▸ **REQUIRED TASK**
Convert all of the lines below into a Markdown table with two columns, No. and Line, one row per line, with blank lines omitted. Leave the pictures out of your answer.

--- Begin ---

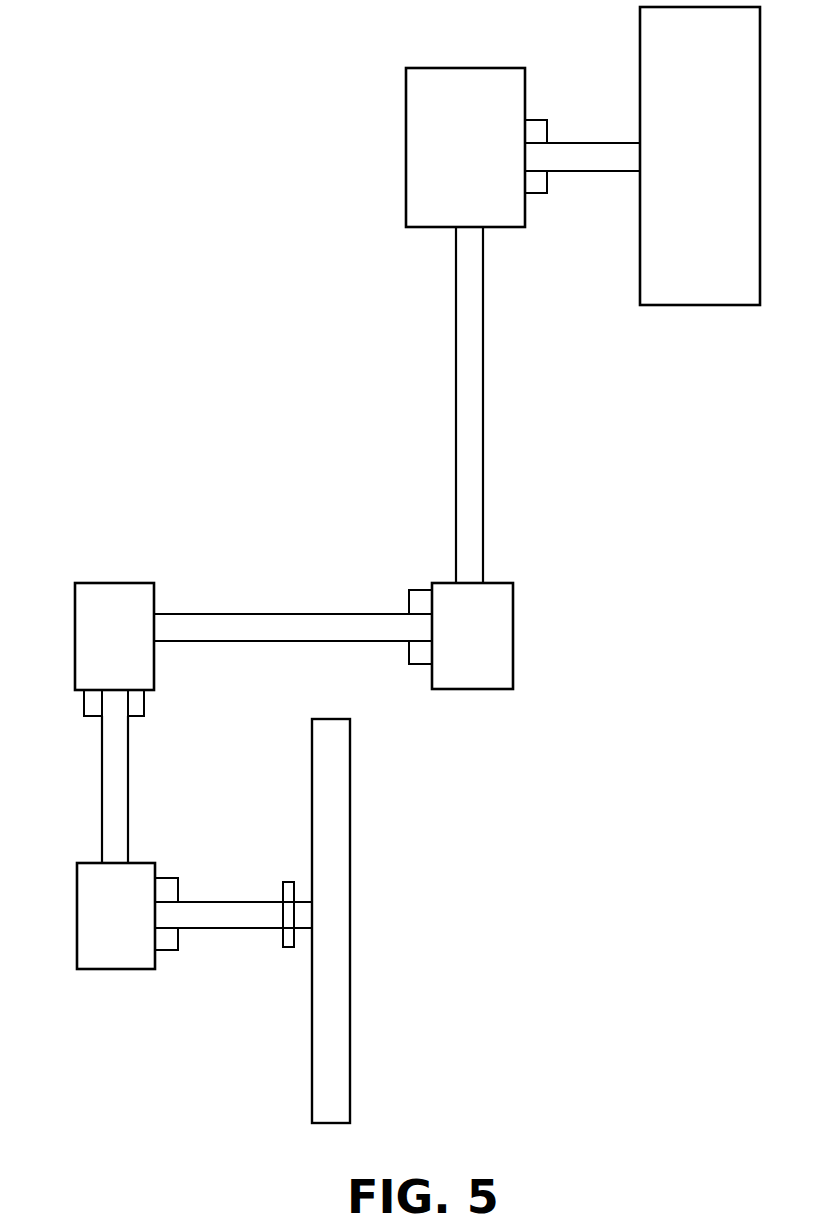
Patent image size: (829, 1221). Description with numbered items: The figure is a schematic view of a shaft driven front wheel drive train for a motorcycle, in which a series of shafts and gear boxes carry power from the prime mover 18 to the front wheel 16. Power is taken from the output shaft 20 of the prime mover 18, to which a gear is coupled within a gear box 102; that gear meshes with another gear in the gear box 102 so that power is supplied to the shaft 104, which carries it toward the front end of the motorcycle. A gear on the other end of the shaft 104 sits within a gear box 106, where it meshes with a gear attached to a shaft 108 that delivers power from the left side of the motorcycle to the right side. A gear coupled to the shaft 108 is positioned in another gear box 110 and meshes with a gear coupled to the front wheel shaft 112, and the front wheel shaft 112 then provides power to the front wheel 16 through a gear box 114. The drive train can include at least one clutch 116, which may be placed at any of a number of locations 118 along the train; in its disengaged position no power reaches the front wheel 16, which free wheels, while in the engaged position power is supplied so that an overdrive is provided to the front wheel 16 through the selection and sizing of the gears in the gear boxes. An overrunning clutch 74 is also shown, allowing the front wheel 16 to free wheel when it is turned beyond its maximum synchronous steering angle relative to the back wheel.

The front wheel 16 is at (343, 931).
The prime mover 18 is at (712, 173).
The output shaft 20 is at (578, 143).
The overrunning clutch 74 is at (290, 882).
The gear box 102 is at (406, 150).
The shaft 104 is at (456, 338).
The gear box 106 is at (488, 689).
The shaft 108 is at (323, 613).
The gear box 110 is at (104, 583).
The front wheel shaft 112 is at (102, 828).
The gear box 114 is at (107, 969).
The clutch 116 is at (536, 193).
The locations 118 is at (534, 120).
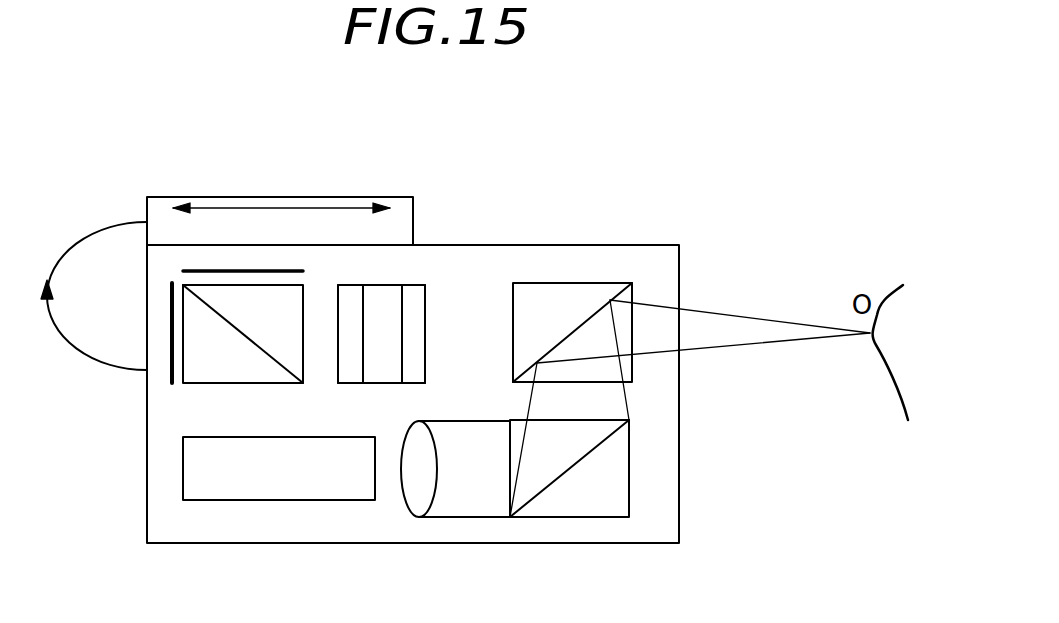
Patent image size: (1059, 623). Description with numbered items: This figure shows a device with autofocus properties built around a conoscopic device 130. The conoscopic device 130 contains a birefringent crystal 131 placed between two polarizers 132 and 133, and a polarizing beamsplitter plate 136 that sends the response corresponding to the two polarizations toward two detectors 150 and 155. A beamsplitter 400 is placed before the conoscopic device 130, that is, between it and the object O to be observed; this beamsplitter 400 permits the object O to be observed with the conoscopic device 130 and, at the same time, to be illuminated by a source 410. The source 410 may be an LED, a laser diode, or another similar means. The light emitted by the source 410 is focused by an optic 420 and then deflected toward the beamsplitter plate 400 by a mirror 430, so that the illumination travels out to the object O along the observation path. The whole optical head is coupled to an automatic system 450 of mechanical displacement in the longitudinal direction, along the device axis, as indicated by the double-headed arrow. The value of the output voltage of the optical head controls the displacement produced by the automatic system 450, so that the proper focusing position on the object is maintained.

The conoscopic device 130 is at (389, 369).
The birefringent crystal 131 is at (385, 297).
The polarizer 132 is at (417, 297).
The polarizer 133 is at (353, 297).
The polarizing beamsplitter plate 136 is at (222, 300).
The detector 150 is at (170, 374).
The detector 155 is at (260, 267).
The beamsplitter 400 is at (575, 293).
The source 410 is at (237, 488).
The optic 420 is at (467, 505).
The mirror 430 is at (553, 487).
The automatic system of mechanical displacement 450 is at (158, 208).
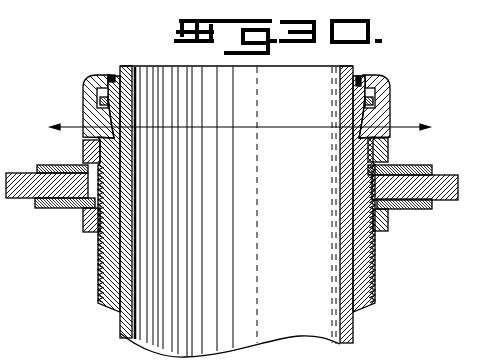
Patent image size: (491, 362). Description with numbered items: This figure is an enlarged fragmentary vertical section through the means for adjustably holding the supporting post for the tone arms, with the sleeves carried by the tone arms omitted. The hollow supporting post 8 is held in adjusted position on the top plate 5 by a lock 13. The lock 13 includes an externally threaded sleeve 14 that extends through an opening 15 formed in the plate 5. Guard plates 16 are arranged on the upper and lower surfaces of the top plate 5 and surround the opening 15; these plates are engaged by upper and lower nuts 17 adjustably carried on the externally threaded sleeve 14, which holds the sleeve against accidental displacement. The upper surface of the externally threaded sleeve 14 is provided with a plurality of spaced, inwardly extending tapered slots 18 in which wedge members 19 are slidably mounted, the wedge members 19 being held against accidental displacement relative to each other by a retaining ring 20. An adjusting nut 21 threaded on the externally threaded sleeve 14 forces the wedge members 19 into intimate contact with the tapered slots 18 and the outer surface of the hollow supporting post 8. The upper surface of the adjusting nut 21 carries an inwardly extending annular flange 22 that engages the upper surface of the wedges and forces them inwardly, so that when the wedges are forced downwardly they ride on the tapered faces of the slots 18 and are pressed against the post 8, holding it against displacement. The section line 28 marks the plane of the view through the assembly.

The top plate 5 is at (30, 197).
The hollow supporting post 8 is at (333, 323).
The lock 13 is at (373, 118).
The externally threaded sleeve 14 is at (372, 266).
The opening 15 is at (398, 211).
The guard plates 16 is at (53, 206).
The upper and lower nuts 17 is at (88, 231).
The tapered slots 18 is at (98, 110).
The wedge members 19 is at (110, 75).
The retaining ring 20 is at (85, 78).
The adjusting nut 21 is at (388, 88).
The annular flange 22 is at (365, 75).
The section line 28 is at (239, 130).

--- End ---

▸ **IN RESPONSE**
| No. | Line |
|---|---|
| 1 | Patent image size: (829, 1221). Description with numbered items: The figure is a schematic view of a shaft driven front wheel drive train for a motorcycle, in which a series of shafts and gear boxes carry power from the prime mover 18 to the front wheel 16. Power is taken from the output shaft 20 of the prime mover 18, to which a gear is coupled within a gear box 102; that gear meshes with another gear in the gear box 102 so that power is supplied to the shaft 104, which carries it toward the front end of the motorcycle. A gear on the other end of the shaft 104 sits within a gear box 106, where it meshes with a gear attached to a shaft 108 that delivers power from the left side of the motorcycle to the right side. A gear coupled to the shaft 108 is positioned in another gear box 110 and meshes with a gear coupled to the front wheel shaft 112, and the front wheel shaft 112 then provides power to the front wheel 16 through a gear box 114. The drive train can include at least one clutch 116, which may be placed at any of a number of locations 118 along the train; in its disengaged position no power reaches the front wheel 16, which free wheels, while in the engaged position power is supplied so that an overdrive is provided to the front wheel 16 through the selection and sizing of the gears in the gear boxes. An overrunning clutch 74 is also shown, allowing the front wheel 16 to free wheel when it is turned beyond its maximum synchronous steering angle relative to the back wheel. |
| 2 | The front wheel 16 is at (343, 931). |
| 3 | The prime mover 18 is at (712, 173). |
| 4 | The output shaft 20 is at (578, 143). |
| 5 | The overrunning clutch 74 is at (290, 882). |
| 6 | The gear box 102 is at (406, 150). |
| 7 | The shaft 104 is at (456, 338). |
| 8 | The gear box 106 is at (488, 689). |
| 9 | The shaft 108 is at (323, 613). |
| 10 | The gear box 110 is at (104, 583). |
| 11 | The front wheel shaft 112 is at (102, 828). |
| 12 | The gear box 114 is at (107, 969). |
| 13 | The clutch 116 is at (536, 193). |
| 14 | The locations 118 is at (534, 120). |
| 15 | Patent image size: (1059, 623). Description with numbered items: This figure shows a device with autofocus properties built around a conoscopic device 130. The conoscopic device 130 contains a birefringent crystal 131 placed between two polarizers 132 and 133, and a polarizing beamsplitter plate 136 that sends the response corresponding to the two polarizations toward two detectors 150 and 155. A beamsplitter 400 is placed before the conoscopic device 130, that is, between it and the object O to be observed; this beamsplitter 400 permits the object O to be observed with the conoscopic device 130 and, at the same time, to be illuminated by a source 410. The source 410 may be an LED, a laser diode, or another similar means. The light emitted by the source 410 is focused by an optic 420 and then deflected toward the beamsplitter plate 400 by a mirror 430, so that the illumination travels out to the object O along the observation path. The whole optical head is coupled to an automatic system 450 of mechanical displacement in the longitudinal direction, along the device axis, as indicated by the double-headed arrow. The value of the output voltage of the optical head controls the displacement produced by the automatic system 450, so that the proper focusing position on the object is maintained. |
| 16 | The conoscopic device 130 is at (389, 369). |
| 17 | The birefringent crystal 131 is at (385, 297). |
| 18 | The polarizer 132 is at (417, 297). |
| 19 | The polarizer 133 is at (353, 297). |
| 20 | The polarizing beamsplitter plate 136 is at (222, 300). |
| 21 | The detector 150 is at (170, 374). |
| 22 | The detector 155 is at (260, 267). |
| 23 | The beamsplitter 400 is at (575, 293). |
| 24 | The source 410 is at (237, 488). |
| 25 | The optic 420 is at (467, 505). |
| 26 | The mirror 430 is at (553, 487). |
| 27 | The automatic system of mechanical displacement 450 is at (158, 208). |
| 28 | Patent image size: (491, 362). Description with numbered items: This figure is an enlarged fragmentary vertical section through the means for adjustably holding the supporting post for the tone arms, with the sleeves carried by the tone arms omitted. The hollow supporting post 8 is held in adjusted position on the top plate 5 by a lock 13. The lock 13 includes an externally threaded sleeve 14 that extends through an opening 15 formed in the plate 5. Guard plates 16 are arranged on the upper and lower surfaces of the top plate 5 and surround the opening 15; these plates are engaged by upper and lower nuts 17 adjustably carried on the externally threaded sleeve 14, which holds the sleeve against accidental displacement. The upper surface of the externally threaded sleeve 14 is provided with a plurality of spaced, inwardly extending tapered slots 18 in which wedge members 19 are slidably mounted, the wedge members 19 being held against accidental displacement relative to each other by a retaining ring 20. An adjusting nut 21 threaded on the externally threaded sleeve 14 forces the wedge members 19 into intimate contact with the tapered slots 18 and the outer surface of the hollow supporting post 8. The upper surface of the adjusting nut 21 carries an inwardly extending annular flange 22 that engages the upper surface of the wedges and forces them inwardly, so that when the wedges are forced downwardly they ride on the tapered faces of the slots 18 and are pressed against the post 8, holding it against displacement. The section line 28 marks the plane of the view through the assembly. |
| 29 | The top plate 5 is at (30, 197). |
| 30 | The hollow supporting post 8 is at (333, 323). |
| 31 | The lock 13 is at (373, 118). |
| 32 | The externally threaded sleeve 14 is at (372, 266). |
| 33 | The opening 15 is at (398, 211). |
| 34 | The guard plates 16 is at (53, 206). |
| 35 | The upper and lower nuts 17 is at (88, 231). |
| 36 | The tapered slots 18 is at (98, 110). |
| 37 | The wedge members 19 is at (110, 75). |
| 38 | The retaining ring 20 is at (85, 78). |
| 39 | The adjusting nut 21 is at (388, 88). |
| 40 | The annular flange 22 is at (365, 75). |
| 41 | The section line 28 is at (239, 130). |